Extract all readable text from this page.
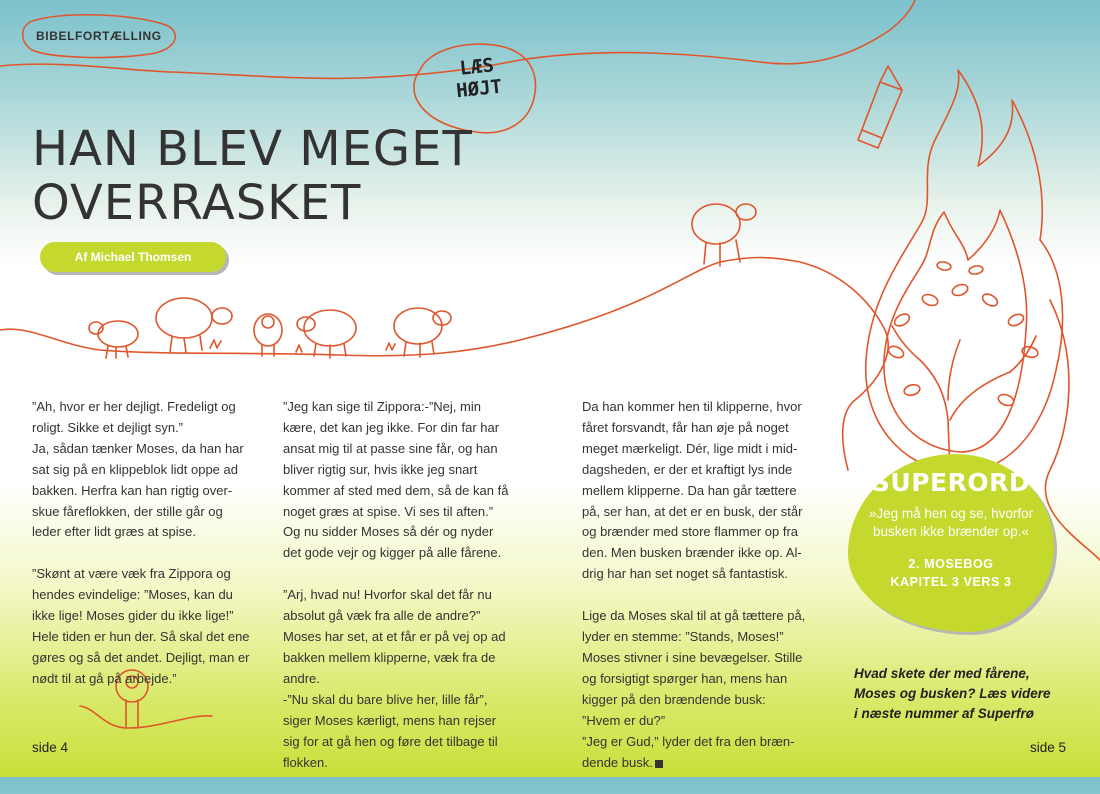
BIBELFORTÆLLING
LÆS
HØJT
HAN BLEV MEGET
OVERRASKET
Af Michael Thomsen

”Ah, hvor er her dejligt. Fredeligt og
roligt. Sikke et dejligt syn.”
Ja, sådan tænker Moses, da han har
sat sig på en klippeblok lidt oppe ad
bakken. Herfra kan han rigtig over-
skue fåreflokken, der stille går og
leder efter lidt græs at spise.

”Skønt at være væk fra Zippora og
hendes evindelige: ”Moses, kan du
ikke lige! Moses gider du ikke lige!”
Hele tiden er hun der. Så skal det ene
gøres og så det andet. Dejligt, man er
nødt til at gå på arbejde.”

”Jeg kan sige til Zippora:-”Nej, min
kære, det kan jeg ikke. For din far har
ansat mig til at passe sine får, og han
bliver rigtig sur, hvis ikke jeg snart
kommer af sted med dem, så de kan få
noget græs at spise. Vi ses til aften.”
Og nu sidder Moses så dér og nyder
det gode vejr og kigger på alle fårene.

”Arj, hvad nu! Hvorfor skal det får nu
absolut gå væk fra alle de andre?”
Moses har set, at et får er på vej op ad
bakken mellem klipperne, væk fra de
andre.
-”Nu skal du bare blive her, lille får”,
siger Moses kærligt, mens han rejser
sig for at gå hen og føre det tilbage til
flokken.

Da han kommer hen til klipperne, hvor
fåret forsvandt, får han øje på noget
meget mærkeligt. Dér, lige midt i mid-
dagsheden, er der et kraftigt lys inde
mellem klipperne. Da han går tættere
på, ser han, at det er en busk, der står
og brænder med store flammer op fra
den. Men busken brænder ikke op. Al-
drig har han set noget så fantastisk.

Lige da Moses skal til at gå tættere på,
lyder en stemme: ”Stands, Moses!”
Moses stivner i sine bevægelser. Stille
og forsigtigt spørger han, mens han
kigger på den brændende busk:
”Hvem er du?”
”Jeg er Gud,” lyder det fra den bræn-
dende busk.

SUPERORD
»Jeg må hen og se, hvorfor busken ikke brænder op.«
2. MOSEBOG
KAPITEL 3 VERS 3
Hvad skete der med fårene,
Moses og busken? Læs videre
i næste nummer af Superfrø
side 4	side 5
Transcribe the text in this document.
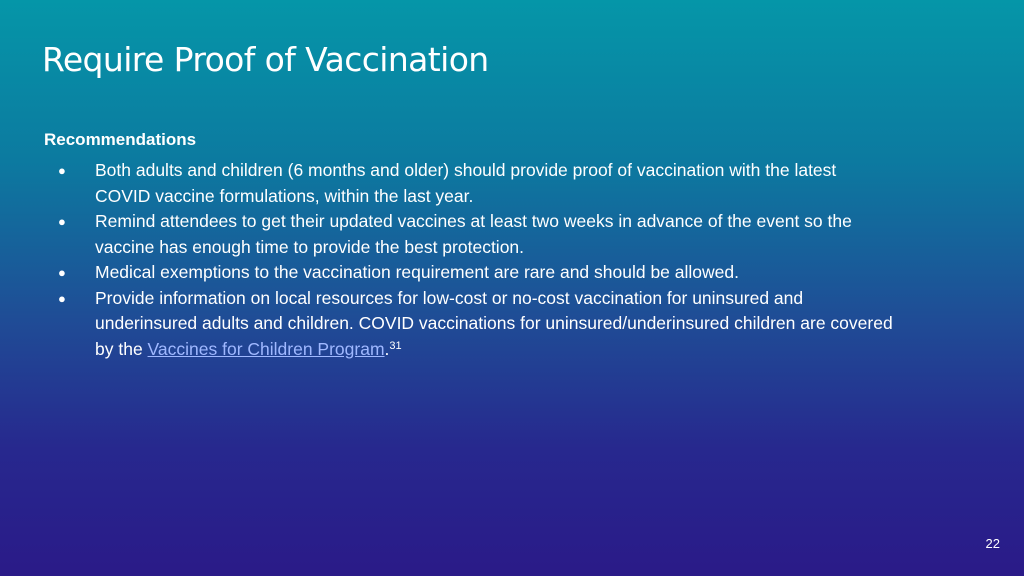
Require Proof of Vaccination
Recommendations
● Both adults and children (6 months and older) should provide proof of vaccination with the latest COVID vaccine formulations, within the last year.
● Remind attendees to get their updated vaccines at least two weeks in advance of the event so the vaccine has enough time to provide the best protection.
● Medical exemptions to the vaccination requirement are rare and should be allowed.
● Provide information on local resources for low-cost or no-cost vaccination for uninsured and underinsured adults and children. COVID vaccinations for uninsured/underinsured children are covered by the Vaccines for Children Program.$^{31}$
22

______________________________

§ SHORT PROBLEM
Give again the lines from the line that contains "Transcribe the text in this document." through the last line of the material above, exactly and with both ends included. Omit the pictures.

§ EXERCISE OUTPUT
Transcribe the text in this document.
Require Proof of Vaccination
Recommendations
● Both adults and children (6 months and older) should provide proof of vaccination with the latest COVID vaccine formulations, within the last year.
● Remind attendees to get their updated vaccines at least two weeks in advance of the event so the vaccine has enough time to provide the best protection.
● Medical exemptions to the vaccination requirement are rare and should be allowed.
● Provide information on local resources for low-cost or no-cost vaccination for uninsured and underinsured adults and children. COVID vaccinations for uninsured/underinsured children are covered by the Vaccines for Children Program.$^{31}$
22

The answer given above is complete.